▸ **Material supplied**
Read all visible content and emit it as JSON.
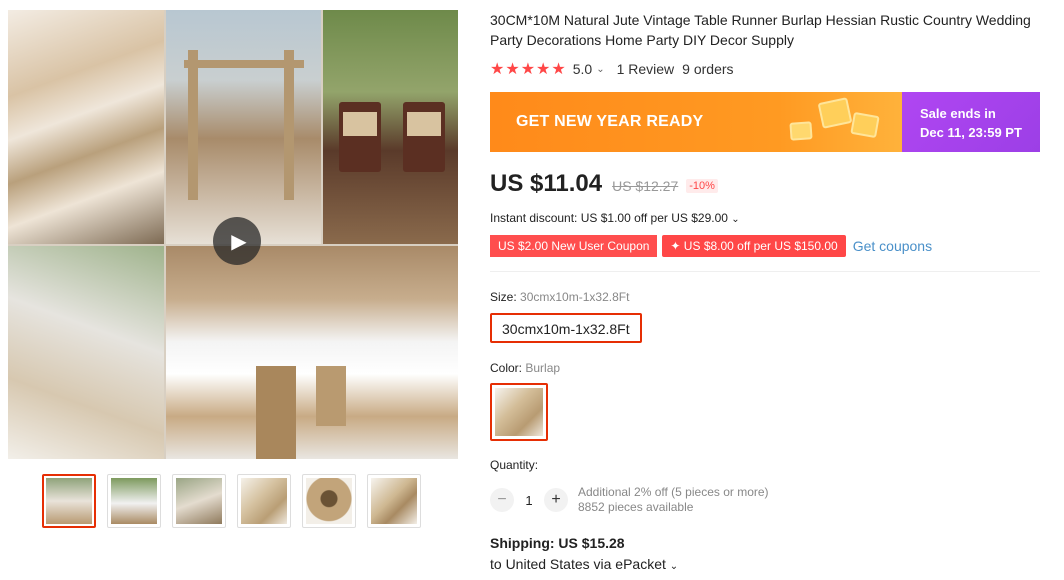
{
  "product": {
    "title": "30CM*10M Natural Jute Vintage Table Runner Burlap Hessian Rustic Country Wedding Party Decorations Home Party DIY Decor Supply",
    "rating_score": "5.0",
    "stars": "★★★★★",
    "reviews": "1 Review",
    "orders": "9 orders"
  },
  "banner": {
    "promo": "GET NEW YEAR READY",
    "sale_line1": "Sale ends in",
    "sale_line2": "Dec 11, 23:59 PT"
  },
  "price": {
    "current": "US $11.04",
    "original": "US $12.27",
    "discount": "-10%"
  },
  "instant_discount": "Instant discount: US $1.00 off per US $29.00",
  "coupons": {
    "new_user": "US $2.00 New User Coupon",
    "store": "✦ US $8.00 off per US $150.00",
    "get_label": "Get coupons"
  },
  "size": {
    "label": "Size:",
    "selected": "30cmx10m-1x32.8Ft",
    "option": "30cmx10m-1x32.8Ft"
  },
  "color": {
    "label": "Color:",
    "selected": "Burlap"
  },
  "quantity": {
    "label": "Quantity:",
    "value": "1",
    "minus": "−",
    "plus": "+",
    "note1": "Additional 2% off (5 pieces or more)",
    "note2": "8852 pieces available"
  },
  "shipping": {
    "cost": "Shipping: US $15.28",
    "destination": "to United States via ePacket"
  },
  "icons": {
    "play": "▶",
    "caret": "⌄"
  },
  "colors": {
    "accent": "#e62e04",
    "coupon": "#ff4747",
    "banner_orange": "#ff8a1a",
    "banner_purple": "#a946ef",
    "link": "#4a90c9"
  }
}
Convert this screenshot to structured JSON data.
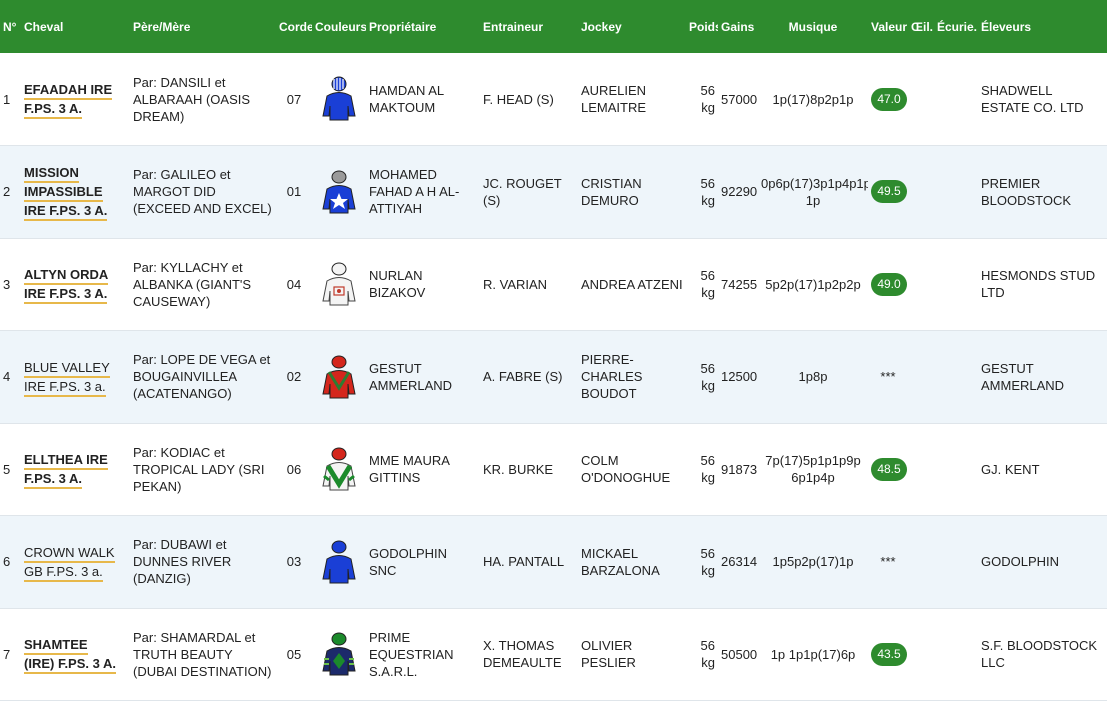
{
  "headers": {
    "num": "N°",
    "horse": "Cheval",
    "parents": "Père/Mère",
    "draw": "Corde",
    "colors": "Couleurs",
    "owner": "Propriétaire",
    "trainer": "Entraineur",
    "jockey": "Jockey",
    "weight": "Poids",
    "earnings": "Gains",
    "music": "Musique",
    "value": "Valeur",
    "eye": "Œil.",
    "stable": "Écurie.",
    "breeders": "Éleveurs"
  },
  "rows": [
    {
      "num": "1",
      "horse_line1": "EFAADAH IRE",
      "horse_line2": "F.PS. 3 A.",
      "horse_bold": true,
      "parents": "Par: DANSILI et ALBARAAH (OASIS DREAM)",
      "draw": "07",
      "silk_icon": "jockey-silk-blue-cap-icon",
      "owner": "HAMDAN AL MAKTOUM",
      "trainer": "F. HEAD (S)",
      "jockey": "AURELIEN LEMAITRE",
      "weight": "56 kg",
      "earnings": "57000",
      "music": "1p(17)8p2p1p",
      "value": "47.0",
      "breeder": "SHADWELL ESTATE CO. LTD"
    },
    {
      "num": "2",
      "horse_line1": "MISSION IMPASSIBLE",
      "horse_line2": "IRE F.PS. 3 A.",
      "horse_bold": true,
      "parents": "Par: GALILEO et MARGOT DID (EXCEED AND EXCEL)",
      "draw": "01",
      "silk_icon": "jockey-silk-blue-star-icon",
      "owner": "MOHAMED FAHAD A H AL-ATTIYAH",
      "trainer": "JC. ROUGET (S)",
      "jockey": "CRISTIAN DEMURO",
      "weight": "56 kg",
      "earnings": "92290",
      "music": "0p6p(17)3p1p4p1p 1p",
      "value": "49.5",
      "breeder": "PREMIER BLOODSTOCK"
    },
    {
      "num": "3",
      "horse_line1": "ALTYN ORDA",
      "horse_line2": "IRE F.PS. 3 A.",
      "horse_bold": true,
      "parents": "Par: KYLLACHY et ALBANKA (GIANT'S CAUSEWAY)",
      "draw": "04",
      "silk_icon": "jockey-silk-white-icon",
      "owner": "NURLAN BIZAKOV",
      "trainer": "R. VARIAN",
      "jockey": "ANDREA ATZENI",
      "weight": "56 kg",
      "earnings": "74255",
      "music": "5p2p(17)1p2p2p",
      "value": "49.0",
      "breeder": "HESMONDS STUD LTD"
    },
    {
      "num": "4",
      "horse_line1": "BLUE VALLEY",
      "horse_line2": "IRE F.PS. 3 a.",
      "horse_bold": false,
      "parents": "Par: LOPE DE VEGA et BOUGAINVILLEA (ACATENANGO)",
      "draw": "02",
      "silk_icon": "jockey-silk-red-green-icon",
      "owner": "GESTUT AMMERLAND",
      "trainer": "A. FABRE (S)",
      "jockey": "PIERRE-CHARLES BOUDOT",
      "weight": "56 kg",
      "earnings": "12500",
      "music": "1p8p",
      "value": "***",
      "breeder": "GESTUT AMMERLAND"
    },
    {
      "num": "5",
      "horse_line1": "ELLTHEA IRE",
      "horse_line2": "F.PS. 3 A.",
      "horse_bold": true,
      "parents": "Par: KODIAC et TROPICAL LADY (SRI PEKAN)",
      "draw": "06",
      "silk_icon": "jockey-silk-white-green-chevron-icon",
      "owner": "MME MAURA GITTINS",
      "trainer": "KR. BURKE",
      "jockey": "COLM O'DONOGHUE",
      "weight": "56 kg",
      "earnings": "91873",
      "music": "7p(17)5p1p1p9p 6p1p4p",
      "value": "48.5",
      "breeder": "GJ. KENT"
    },
    {
      "num": "6",
      "horse_line1": "CROWN WALK",
      "horse_line2": "GB F.PS. 3 a.",
      "horse_bold": false,
      "parents": "Par: DUBAWI et DUNNES RIVER (DANZIG)",
      "draw": "03",
      "silk_icon": "jockey-silk-blue-icon",
      "owner": "GODOLPHIN SNC",
      "trainer": "HA. PANTALL",
      "jockey": "MICKAEL BARZALONA",
      "weight": "56 kg",
      "earnings": "26314",
      "music": "1p5p2p(17)1p",
      "value": "***",
      "breeder": "GODOLPHIN"
    },
    {
      "num": "7",
      "horse_line1": "SHAMTEE",
      "horse_line2": "(IRE) F.PS. 3 A.",
      "horse_bold": true,
      "parents": "Par: SHAMARDAL et TRUTH BEAUTY (DUBAI DESTINATION)",
      "draw": "05",
      "silk_icon": "jockey-silk-navy-green-icon",
      "owner": "PRIME EQUESTRIAN S.A.R.L.",
      "trainer": "X. THOMAS DEMEAULTE",
      "jockey": "OLIVIER PESLIER",
      "weight": "56 kg",
      "earnings": "50500",
      "music": "1p 1p1p(17)6p",
      "value": "43.5",
      "breeder": "S.F. BLOODSTOCK LLC"
    }
  ]
}
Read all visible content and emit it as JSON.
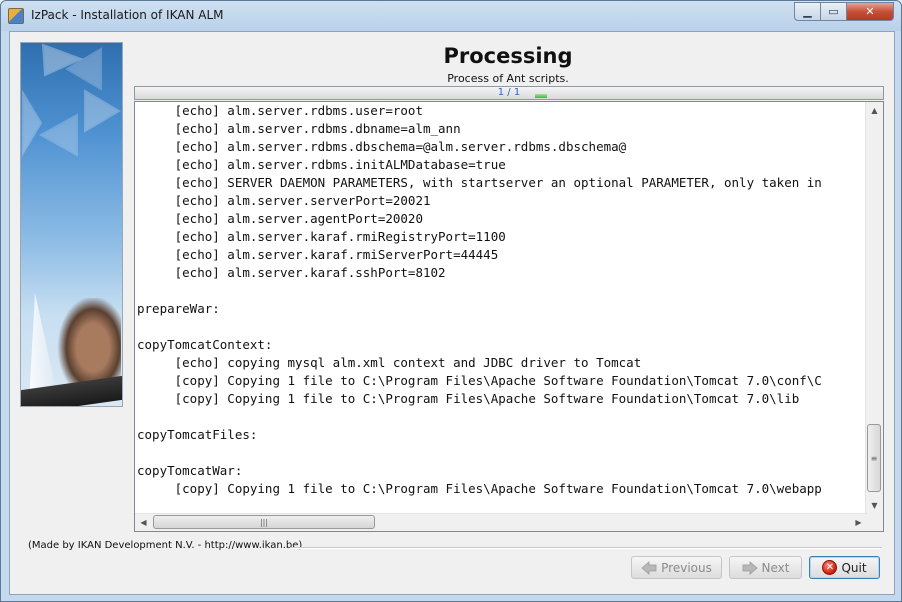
{
  "window": {
    "title": "IzPack - Installation of IKAN ALM",
    "min_glyph": "▁",
    "max_glyph": "▭",
    "close_glyph": "✕"
  },
  "header": {
    "title": "Processing",
    "subtitle": "Process of Ant scripts."
  },
  "progress": {
    "label": "1 / 1",
    "fraction": 1.0
  },
  "log": {
    "lines": [
      "     [echo] alm.server.rdbms.user=root",
      "     [echo] alm.server.rdbms.dbname=alm_ann",
      "     [echo] alm.server.rdbms.dbschema=@alm.server.rdbms.dbschema@",
      "     [echo] alm.server.rdbms.initALMDatabase=true",
      "     [echo] SERVER DAEMON PARAMETERS, with startserver an optional PARAMETER, only taken in",
      "     [echo] alm.server.serverPort=20021",
      "     [echo] alm.server.agentPort=20020",
      "     [echo] alm.server.karaf.rmiRegistryPort=1100",
      "     [echo] alm.server.karaf.rmiServerPort=44445",
      "     [echo] alm.server.karaf.sshPort=8102",
      "",
      "prepareWar:",
      "",
      "copyTomcatContext:",
      "     [echo] copying mysql alm.xml context and JDBC driver to Tomcat",
      "     [copy] Copying 1 file to C:\\Program Files\\Apache Software Foundation\\Tomcat 7.0\\conf\\C",
      "     [copy] Copying 1 file to C:\\Program Files\\Apache Software Foundation\\Tomcat 7.0\\lib",
      "",
      "copyTomcatFiles:",
      "",
      "copyTomcatWar:",
      "     [copy] Copying 1 file to C:\\Program Files\\Apache Software Foundation\\Tomcat 7.0\\webapp"
    ]
  },
  "footer": {
    "made_by": "(Made by IKAN Development N.V. - http://www.ikan.be)",
    "previous_label": "Previous",
    "next_label": "Next",
    "quit_label": "Quit"
  },
  "colors": {
    "progress_label": "#2a66d0",
    "progress_fill": "#3cb83c",
    "quit_icon": "#d11a0a"
  }
}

▸ **Required task**
In the entries above, identify each line that includes the string "selected", then copy it.

▸ **Right answer**
    "selected": "30cmx10m-1x32.8Ft",
    "selected": "Burlap"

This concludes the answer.